SHORT EXERCISE —
Produce a verbatim copy of the entries listed below.
━━━━━━━━━━━━━━━━━━━━━━━━━━━━━━
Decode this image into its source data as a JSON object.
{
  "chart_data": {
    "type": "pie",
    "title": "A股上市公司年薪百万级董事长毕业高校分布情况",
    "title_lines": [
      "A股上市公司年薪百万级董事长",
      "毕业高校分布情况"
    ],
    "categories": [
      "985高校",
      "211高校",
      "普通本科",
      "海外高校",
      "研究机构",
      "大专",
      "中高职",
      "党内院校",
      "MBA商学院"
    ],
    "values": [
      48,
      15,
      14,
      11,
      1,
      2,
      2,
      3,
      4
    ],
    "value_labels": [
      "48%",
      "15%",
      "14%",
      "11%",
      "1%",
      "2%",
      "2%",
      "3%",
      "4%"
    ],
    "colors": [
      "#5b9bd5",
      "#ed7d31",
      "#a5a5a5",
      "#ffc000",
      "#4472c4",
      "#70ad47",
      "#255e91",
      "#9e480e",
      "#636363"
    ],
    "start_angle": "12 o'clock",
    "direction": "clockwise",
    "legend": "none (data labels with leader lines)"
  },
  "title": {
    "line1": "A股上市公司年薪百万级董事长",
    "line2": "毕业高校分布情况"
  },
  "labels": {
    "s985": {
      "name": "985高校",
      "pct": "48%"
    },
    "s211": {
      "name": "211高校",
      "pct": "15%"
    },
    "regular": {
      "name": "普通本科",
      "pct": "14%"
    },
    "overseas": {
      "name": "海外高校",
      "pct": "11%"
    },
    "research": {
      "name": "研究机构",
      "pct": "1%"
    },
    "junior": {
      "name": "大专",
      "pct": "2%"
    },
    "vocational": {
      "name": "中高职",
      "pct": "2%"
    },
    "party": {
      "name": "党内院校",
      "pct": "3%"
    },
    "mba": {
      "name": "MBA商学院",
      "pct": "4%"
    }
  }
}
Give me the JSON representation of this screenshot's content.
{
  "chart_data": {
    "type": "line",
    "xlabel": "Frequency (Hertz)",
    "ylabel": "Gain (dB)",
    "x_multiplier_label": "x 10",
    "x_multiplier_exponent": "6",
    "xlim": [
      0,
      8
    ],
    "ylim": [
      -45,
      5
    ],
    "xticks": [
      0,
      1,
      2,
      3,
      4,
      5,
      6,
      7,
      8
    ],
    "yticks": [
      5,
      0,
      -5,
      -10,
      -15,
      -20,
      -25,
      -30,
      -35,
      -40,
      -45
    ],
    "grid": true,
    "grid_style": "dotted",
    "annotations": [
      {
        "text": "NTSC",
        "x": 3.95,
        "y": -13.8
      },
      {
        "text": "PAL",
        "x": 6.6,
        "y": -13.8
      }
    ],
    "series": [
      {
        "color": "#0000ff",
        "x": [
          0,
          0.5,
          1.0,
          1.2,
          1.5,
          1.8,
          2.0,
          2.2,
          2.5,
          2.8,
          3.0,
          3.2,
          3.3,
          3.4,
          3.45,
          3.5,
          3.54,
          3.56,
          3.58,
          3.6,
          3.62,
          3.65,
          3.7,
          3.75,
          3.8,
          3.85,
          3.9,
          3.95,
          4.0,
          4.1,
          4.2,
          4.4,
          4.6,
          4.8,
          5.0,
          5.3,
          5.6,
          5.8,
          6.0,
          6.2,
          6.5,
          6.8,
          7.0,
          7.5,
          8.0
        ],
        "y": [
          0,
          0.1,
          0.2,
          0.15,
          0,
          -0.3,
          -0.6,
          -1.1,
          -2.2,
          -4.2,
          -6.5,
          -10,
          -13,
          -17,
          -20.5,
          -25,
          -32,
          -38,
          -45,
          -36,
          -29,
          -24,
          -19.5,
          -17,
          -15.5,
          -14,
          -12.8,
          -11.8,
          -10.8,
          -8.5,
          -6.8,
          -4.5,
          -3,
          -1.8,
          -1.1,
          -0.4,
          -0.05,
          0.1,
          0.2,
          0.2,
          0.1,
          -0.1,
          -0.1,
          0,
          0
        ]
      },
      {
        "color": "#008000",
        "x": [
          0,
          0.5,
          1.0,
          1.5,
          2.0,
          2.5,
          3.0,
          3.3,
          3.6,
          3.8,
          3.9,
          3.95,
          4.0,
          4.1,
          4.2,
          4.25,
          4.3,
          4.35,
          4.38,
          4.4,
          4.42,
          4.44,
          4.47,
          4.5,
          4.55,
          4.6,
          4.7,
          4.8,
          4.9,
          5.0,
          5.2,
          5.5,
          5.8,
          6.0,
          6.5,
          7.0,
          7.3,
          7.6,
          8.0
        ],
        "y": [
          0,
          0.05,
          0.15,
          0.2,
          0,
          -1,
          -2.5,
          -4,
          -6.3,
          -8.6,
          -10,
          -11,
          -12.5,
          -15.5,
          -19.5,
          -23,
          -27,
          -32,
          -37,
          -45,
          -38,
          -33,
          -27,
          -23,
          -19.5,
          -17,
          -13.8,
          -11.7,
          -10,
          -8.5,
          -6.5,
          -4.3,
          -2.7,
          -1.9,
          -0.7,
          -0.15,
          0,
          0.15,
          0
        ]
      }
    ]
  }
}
━━━━━━━━━━━━━━━━━━━━━━━━━━━━━━
WRITTEN REPLY —
Decode this image into its source data as a JSON object.
{
  "chart_data": {
    "type": "pie",
    "title": "A股上市公司年薪百万级董事长毕业高校分布情况",
    "title_lines": [
      "A股上市公司年薪百万级董事长",
      "毕业高校分布情况"
    ],
    "categories": [
      "985高校",
      "211高校",
      "普通本科",
      "海外高校",
      "研究机构",
      "大专",
      "中高职",
      "党内院校",
      "MBA商学院"
    ],
    "values": [
      48,
      15,
      14,
      11,
      1,
      2,
      2,
      3,
      4
    ],
    "value_labels": [
      "48%",
      "15%",
      "14%",
      "11%",
      "1%",
      "2%",
      "2%",
      "3%",
      "4%"
    ],
    "colors": [
      "#5b9bd5",
      "#ed7d31",
      "#a5a5a5",
      "#ffc000",
      "#4472c4",
      "#70ad47",
      "#255e91",
      "#9e480e",
      "#636363"
    ],
    "start_angle": "12 o'clock",
    "direction": "clockwise",
    "legend": "none (data labels with leader lines)"
  },
  "title": {
    "line1": "A股上市公司年薪百万级董事长",
    "line2": "毕业高校分布情况"
  },
  "labels": {
    "s985": {
      "name": "985高校",
      "pct": "48%"
    },
    "s211": {
      "name": "211高校",
      "pct": "15%"
    },
    "regular": {
      "name": "普通本科",
      "pct": "14%"
    },
    "overseas": {
      "name": "海外高校",
      "pct": "11%"
    },
    "research": {
      "name": "研究机构",
      "pct": "1%"
    },
    "junior": {
      "name": "大专",
      "pct": "2%"
    },
    "vocational": {
      "name": "中高职",
      "pct": "2%"
    },
    "party": {
      "name": "党内院校",
      "pct": "3%"
    },
    "mba": {
      "name": "MBA商学院",
      "pct": "4%"
    }
  }
}
Give me the JSON representation of this screenshot's content.
{
  "chart_data": {
    "type": "line",
    "xlabel": "Frequency (Hertz)",
    "ylabel": "Gain (dB)",
    "x_multiplier_label": "x 10",
    "x_multiplier_exponent": "6",
    "xlim": [
      0,
      8
    ],
    "ylim": [
      -45,
      5
    ],
    "xticks": [
      0,
      1,
      2,
      3,
      4,
      5,
      6,
      7,
      8
    ],
    "yticks": [
      5,
      0,
      -5,
      -10,
      -15,
      -20,
      -25,
      -30,
      -35,
      -40,
      -45
    ],
    "grid": true,
    "grid_style": "dotted",
    "annotations": [
      {
        "text": "NTSC",
        "x": 3.95,
        "y": -13.8
      },
      {
        "text": "PAL",
        "x": 6.6,
        "y": -13.8
      }
    ],
    "series": [
      {
        "color": "#0000ff",
        "x": [
          0,
          0.5,
          1.0,
          1.2,
          1.5,
          1.8,
          2.0,
          2.2,
          2.5,
          2.8,
          3.0,
          3.2,
          3.3,
          3.4,
          3.45,
          3.5,
          3.54,
          3.56,
          3.58,
          3.6,
          3.62,
          3.65,
          3.7,
          3.75,
          3.8,
          3.85,
          3.9,
          3.95,
          4.0,
          4.1,
          4.2,
          4.4,
          4.6,
          4.8,
          5.0,
          5.3,
          5.6,
          5.8,
          6.0,
          6.2,
          6.5,
          6.8,
          7.0,
          7.5,
          8.0
        ],
        "y": [
          0,
          0.1,
          0.2,
          0.15,
          0,
          -0.3,
          -0.6,
          -1.1,
          -2.2,
          -4.2,
          -6.5,
          -10,
          -13,
          -17,
          -20.5,
          -25,
          -32,
          -38,
          -45,
          -36,
          -29,
          -24,
          -19.5,
          -17,
          -15.5,
          -14,
          -12.8,
          -11.8,
          -10.8,
          -8.5,
          -6.8,
          -4.5,
          -3,
          -1.8,
          -1.1,
          -0.4,
          -0.05,
          0.1,
          0.2,
          0.2,
          0.1,
          -0.1,
          -0.1,
          0,
          0
        ]
      },
      {
        "color": "#008000",
        "x": [
          0,
          0.5,
          1.0,
          1.5,
          2.0,
          2.5,
          3.0,
          3.3,
          3.6,
          3.8,
          3.9,
          3.95,
          4.0,
          4.1,
          4.2,
          4.25,
          4.3,
          4.35,
          4.38,
          4.4,
          4.42,
          4.44,
          4.47,
          4.5,
          4.55,
          4.6,
          4.7,
          4.8,
          4.9,
          5.0,
          5.2,
          5.5,
          5.8,
          6.0,
          6.5,
          7.0,
          7.3,
          7.6,
          8.0
        ],
        "y": [
          0,
          0.05,
          0.15,
          0.2,
          0,
          -1,
          -2.5,
          -4,
          -6.3,
          -8.6,
          -10,
          -11,
          -12.5,
          -15.5,
          -19.5,
          -23,
          -27,
          -32,
          -37,
          -45,
          -38,
          -33,
          -27,
          -23,
          -19.5,
          -17,
          -13.8,
          -11.7,
          -10,
          -8.5,
          -6.5,
          -4.3,
          -2.7,
          -1.9,
          -0.7,
          -0.15,
          0,
          0.15,
          0
        ]
      }
    ]
  }
}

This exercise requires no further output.